> [ACTIVITY 1]: List every date on which a comment in the RealVideo talk page discussion was posted.
> [ACTIVITY 2]: Duplicate the passage of the RealVideo talk page from "Don't suppose you" to "April 2008 (UTC)".
> [ACTIVITY 3]:
Answer these questions about the RealVideo talk page:
(a) According to the review mentioned in the first comment, which company licensed RealVideo to RealNetworks?
(b) What is the one remaining mention of ClearVideo on the RealNetworks web site, according to Mcoder?
(c) What does CanadaAotS say saving streams generally is?

> [STUDY TEXT]:

# # # #

Is RealVideo really developed by RealNetworks? This review says it was licensed to RealNetworks from Iterated Systems. Did RealNetworks buy out Iterated Systems? —Preceding unsigned comment added by 128.61.33.211 (talk) 18:28, 20 October 2005 (UTC)

Response: I've added a bit about ClearVideo and its subsequent disappearance. At this point, all references to ClearVideo seem to have been removed from RealNetworks web site, except for a brief mention of an error message indicating that ClearVideo is not supported. If anyone knows what happened to Iterated Systems, feel free to write something about it. -- Mcoder 13:01, 1 March 2006 (UTC)

[edit] RealVideo Players

What "other software exists which can save the streams to files for later viewing"? Thanks!   — Jeff G. (talk|contribs) 12:43, 16 December 2007 (UTC)

Don't suppose you saw the part right after that about saving streams generally being illegal? Not discouraging doing it myself, but I doubt you'll get help finding the program by asking on a public wiki page... CanadaAotS (talk) 02:08, 7 April 2008 (UTC)

# # # #

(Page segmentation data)
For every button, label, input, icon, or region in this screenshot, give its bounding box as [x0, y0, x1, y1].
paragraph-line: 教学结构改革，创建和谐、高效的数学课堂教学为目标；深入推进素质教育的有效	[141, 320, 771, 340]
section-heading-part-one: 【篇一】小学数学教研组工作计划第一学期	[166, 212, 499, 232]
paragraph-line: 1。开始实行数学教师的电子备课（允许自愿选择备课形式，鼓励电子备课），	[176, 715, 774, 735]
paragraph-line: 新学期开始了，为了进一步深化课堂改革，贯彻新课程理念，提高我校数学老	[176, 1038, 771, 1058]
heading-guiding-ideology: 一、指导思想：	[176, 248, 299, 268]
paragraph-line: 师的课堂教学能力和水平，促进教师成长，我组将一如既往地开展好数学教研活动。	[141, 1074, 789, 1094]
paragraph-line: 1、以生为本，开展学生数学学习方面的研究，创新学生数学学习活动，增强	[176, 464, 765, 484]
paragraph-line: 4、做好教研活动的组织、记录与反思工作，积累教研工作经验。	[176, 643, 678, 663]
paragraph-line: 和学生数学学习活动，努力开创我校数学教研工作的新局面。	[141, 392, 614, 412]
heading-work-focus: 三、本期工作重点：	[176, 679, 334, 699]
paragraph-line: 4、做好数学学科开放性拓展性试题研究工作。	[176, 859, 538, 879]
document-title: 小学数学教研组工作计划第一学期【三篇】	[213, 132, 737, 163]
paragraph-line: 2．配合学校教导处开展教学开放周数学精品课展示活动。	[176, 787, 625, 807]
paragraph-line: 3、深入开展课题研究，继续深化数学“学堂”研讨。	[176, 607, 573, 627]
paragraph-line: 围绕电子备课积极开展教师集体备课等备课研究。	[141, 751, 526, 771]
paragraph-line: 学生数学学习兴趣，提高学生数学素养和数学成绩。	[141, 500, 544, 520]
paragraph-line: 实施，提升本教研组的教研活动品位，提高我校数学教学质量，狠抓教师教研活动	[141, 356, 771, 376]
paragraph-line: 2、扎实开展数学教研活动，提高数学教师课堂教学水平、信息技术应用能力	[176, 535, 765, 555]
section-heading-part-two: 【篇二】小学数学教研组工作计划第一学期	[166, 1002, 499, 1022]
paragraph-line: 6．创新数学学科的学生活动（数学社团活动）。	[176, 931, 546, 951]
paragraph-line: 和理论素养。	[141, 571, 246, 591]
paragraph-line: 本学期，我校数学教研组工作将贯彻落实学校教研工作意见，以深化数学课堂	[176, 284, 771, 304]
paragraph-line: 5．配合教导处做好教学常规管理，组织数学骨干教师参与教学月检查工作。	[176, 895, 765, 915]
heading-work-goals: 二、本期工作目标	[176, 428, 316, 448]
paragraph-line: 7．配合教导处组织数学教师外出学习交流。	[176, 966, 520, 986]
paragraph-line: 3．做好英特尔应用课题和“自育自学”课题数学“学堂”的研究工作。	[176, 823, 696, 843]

# # # #

> [ANSWER SPACE 1]:
20 October 2005
1 March 2006
16 December 2007
7 April 2008

> [ANSWER SPACE 2]:
Don't suppose you saw the part right after that about saving streams generally being illegal? Not discouraging doing it myself, but I doubt you'll get help finding the program by asking on a public wiki page... CanadaAotS (talk) 02:08, 7 April 2008 (UTC)

> [ANSWER SPACE 3]:
(a) Iterated Systems
(b) An error message indicating that ClearVideo is not supported
(c) Illegal